▶ **Your task**: Each line of the data that includes the string "will" is to be copied out.

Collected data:
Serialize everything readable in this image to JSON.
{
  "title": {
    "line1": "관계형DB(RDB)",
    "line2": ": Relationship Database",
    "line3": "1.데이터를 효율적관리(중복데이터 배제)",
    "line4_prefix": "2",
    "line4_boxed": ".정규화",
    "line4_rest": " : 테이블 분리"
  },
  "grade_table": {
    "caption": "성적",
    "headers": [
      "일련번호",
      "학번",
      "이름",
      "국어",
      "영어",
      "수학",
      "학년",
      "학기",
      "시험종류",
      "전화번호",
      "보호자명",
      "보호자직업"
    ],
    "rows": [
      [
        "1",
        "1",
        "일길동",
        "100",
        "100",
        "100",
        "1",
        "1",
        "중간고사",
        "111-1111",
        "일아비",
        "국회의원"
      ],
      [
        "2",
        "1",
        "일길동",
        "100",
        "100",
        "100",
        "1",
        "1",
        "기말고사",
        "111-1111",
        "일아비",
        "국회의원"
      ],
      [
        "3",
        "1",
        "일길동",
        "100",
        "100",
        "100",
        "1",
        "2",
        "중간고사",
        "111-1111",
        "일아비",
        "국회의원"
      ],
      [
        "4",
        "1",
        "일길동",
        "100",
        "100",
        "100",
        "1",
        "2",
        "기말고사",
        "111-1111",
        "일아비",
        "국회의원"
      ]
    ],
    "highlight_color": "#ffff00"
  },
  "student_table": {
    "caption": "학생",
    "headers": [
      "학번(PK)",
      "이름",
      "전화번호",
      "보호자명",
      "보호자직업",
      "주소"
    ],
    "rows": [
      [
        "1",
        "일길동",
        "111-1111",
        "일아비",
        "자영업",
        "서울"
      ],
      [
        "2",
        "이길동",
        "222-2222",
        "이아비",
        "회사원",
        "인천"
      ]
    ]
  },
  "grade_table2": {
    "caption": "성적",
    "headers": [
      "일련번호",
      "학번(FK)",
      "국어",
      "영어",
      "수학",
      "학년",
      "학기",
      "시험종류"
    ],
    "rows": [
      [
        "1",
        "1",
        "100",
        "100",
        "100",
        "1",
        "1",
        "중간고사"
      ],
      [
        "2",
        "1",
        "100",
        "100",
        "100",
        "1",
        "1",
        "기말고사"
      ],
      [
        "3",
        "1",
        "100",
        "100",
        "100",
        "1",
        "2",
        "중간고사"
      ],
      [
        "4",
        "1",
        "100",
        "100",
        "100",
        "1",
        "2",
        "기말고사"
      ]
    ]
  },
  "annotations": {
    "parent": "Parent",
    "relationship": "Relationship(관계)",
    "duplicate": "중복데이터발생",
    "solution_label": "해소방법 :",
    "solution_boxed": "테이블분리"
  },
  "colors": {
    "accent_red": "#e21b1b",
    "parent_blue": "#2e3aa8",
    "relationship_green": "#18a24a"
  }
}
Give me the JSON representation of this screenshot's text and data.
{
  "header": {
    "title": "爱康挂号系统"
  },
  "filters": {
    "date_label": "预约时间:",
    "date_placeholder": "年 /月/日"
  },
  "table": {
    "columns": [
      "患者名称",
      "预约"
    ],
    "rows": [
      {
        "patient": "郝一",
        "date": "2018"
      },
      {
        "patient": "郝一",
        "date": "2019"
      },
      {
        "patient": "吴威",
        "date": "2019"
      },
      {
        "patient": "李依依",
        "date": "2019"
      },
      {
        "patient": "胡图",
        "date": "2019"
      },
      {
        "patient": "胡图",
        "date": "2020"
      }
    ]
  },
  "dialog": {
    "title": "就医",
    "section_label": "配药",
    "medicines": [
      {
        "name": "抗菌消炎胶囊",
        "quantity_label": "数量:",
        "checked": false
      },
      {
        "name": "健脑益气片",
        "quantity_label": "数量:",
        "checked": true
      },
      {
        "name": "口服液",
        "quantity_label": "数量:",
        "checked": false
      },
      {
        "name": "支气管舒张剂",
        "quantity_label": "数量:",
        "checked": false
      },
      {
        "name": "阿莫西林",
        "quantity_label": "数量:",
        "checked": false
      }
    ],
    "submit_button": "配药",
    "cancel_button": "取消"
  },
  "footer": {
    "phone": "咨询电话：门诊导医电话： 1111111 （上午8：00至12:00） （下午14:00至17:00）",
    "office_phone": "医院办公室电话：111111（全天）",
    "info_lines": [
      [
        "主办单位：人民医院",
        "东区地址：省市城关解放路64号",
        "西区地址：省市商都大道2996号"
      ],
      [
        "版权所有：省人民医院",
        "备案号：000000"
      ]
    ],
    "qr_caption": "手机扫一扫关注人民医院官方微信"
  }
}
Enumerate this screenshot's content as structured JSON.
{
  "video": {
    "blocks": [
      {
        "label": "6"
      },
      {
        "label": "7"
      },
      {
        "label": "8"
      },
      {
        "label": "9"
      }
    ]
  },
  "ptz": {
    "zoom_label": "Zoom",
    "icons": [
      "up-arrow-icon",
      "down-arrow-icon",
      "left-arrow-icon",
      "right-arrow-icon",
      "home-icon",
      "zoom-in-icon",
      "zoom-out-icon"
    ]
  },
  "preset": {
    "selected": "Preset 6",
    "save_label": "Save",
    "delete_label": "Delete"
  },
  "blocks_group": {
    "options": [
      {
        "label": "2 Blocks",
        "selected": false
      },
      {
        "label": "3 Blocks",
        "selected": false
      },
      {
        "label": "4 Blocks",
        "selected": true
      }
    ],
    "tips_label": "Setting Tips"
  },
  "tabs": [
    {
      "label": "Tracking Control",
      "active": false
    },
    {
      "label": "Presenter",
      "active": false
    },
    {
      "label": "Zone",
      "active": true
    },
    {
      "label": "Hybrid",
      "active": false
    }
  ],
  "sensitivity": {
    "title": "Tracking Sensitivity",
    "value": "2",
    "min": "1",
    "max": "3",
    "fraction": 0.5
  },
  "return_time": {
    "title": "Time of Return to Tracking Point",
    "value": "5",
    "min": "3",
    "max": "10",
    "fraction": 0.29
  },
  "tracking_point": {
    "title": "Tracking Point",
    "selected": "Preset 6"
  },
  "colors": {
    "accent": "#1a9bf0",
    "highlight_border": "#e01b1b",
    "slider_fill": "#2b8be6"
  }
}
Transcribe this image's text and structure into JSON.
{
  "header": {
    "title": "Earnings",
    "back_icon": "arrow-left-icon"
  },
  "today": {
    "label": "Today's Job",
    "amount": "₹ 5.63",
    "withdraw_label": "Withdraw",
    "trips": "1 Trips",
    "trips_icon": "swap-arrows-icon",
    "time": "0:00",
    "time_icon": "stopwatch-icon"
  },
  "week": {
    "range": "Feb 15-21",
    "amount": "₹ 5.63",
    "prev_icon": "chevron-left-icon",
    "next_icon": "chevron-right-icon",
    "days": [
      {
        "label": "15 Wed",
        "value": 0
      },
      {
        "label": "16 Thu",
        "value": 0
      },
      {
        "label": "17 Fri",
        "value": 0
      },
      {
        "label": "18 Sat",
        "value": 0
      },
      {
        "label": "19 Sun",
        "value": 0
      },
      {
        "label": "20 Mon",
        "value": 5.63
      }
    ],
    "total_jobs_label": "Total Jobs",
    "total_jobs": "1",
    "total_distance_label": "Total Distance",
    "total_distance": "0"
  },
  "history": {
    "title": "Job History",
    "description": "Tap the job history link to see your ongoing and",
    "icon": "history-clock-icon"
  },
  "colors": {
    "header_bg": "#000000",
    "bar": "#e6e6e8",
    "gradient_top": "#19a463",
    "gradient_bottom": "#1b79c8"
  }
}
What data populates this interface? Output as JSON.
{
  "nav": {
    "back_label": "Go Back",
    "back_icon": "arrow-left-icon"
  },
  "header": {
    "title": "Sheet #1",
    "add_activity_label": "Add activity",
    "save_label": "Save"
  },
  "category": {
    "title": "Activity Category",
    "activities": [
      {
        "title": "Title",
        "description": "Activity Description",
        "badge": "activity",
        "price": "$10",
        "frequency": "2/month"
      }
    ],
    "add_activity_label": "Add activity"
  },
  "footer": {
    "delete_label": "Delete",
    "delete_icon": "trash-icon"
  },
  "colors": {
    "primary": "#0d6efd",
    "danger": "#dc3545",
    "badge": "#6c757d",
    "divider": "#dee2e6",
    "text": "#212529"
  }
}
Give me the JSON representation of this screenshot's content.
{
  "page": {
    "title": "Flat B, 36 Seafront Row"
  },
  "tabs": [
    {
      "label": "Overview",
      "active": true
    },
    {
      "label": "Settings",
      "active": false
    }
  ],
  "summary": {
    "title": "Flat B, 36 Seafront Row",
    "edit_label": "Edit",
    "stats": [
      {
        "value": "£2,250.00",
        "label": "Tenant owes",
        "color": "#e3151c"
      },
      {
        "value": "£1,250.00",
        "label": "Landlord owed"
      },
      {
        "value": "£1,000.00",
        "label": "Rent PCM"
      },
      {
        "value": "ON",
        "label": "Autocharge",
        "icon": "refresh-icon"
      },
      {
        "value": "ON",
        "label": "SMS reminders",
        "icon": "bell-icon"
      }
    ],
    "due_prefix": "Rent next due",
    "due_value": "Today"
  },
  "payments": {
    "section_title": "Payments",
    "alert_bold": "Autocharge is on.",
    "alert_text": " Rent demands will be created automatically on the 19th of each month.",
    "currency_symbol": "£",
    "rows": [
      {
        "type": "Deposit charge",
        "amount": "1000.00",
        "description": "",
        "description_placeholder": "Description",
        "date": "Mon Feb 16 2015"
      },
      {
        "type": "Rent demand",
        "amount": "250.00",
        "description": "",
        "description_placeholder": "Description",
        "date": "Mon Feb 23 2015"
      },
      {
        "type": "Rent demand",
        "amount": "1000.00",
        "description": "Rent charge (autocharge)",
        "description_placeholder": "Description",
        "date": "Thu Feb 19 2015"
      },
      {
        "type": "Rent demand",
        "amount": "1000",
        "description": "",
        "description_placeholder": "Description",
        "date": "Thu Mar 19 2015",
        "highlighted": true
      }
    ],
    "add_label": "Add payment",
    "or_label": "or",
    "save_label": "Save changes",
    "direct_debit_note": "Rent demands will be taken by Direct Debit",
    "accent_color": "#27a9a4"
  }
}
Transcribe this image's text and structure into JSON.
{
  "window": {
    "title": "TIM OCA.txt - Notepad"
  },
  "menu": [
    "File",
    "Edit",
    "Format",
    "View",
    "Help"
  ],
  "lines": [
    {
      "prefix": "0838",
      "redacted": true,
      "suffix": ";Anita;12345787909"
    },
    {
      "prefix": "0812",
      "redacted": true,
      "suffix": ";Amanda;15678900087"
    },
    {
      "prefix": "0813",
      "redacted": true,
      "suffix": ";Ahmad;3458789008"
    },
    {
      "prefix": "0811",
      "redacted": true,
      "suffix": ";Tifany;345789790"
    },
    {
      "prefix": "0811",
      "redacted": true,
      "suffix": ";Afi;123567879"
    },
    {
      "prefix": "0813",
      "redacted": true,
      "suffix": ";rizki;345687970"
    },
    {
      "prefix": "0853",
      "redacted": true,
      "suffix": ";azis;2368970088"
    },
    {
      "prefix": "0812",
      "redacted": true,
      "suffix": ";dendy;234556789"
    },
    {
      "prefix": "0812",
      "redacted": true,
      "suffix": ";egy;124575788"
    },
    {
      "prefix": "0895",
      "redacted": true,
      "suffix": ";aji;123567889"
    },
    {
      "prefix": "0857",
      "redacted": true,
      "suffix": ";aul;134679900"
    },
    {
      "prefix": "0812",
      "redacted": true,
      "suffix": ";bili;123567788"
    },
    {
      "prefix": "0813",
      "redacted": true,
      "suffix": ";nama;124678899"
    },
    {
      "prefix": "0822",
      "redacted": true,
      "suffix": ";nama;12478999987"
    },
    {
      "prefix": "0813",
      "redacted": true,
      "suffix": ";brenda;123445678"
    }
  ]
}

▶ **Worked solution**:
    "alert_text": " Rent demands will be created automatically on the 19th of each month.",
    "direct_debit_note": "Rent demands will be taken by Direct Debit",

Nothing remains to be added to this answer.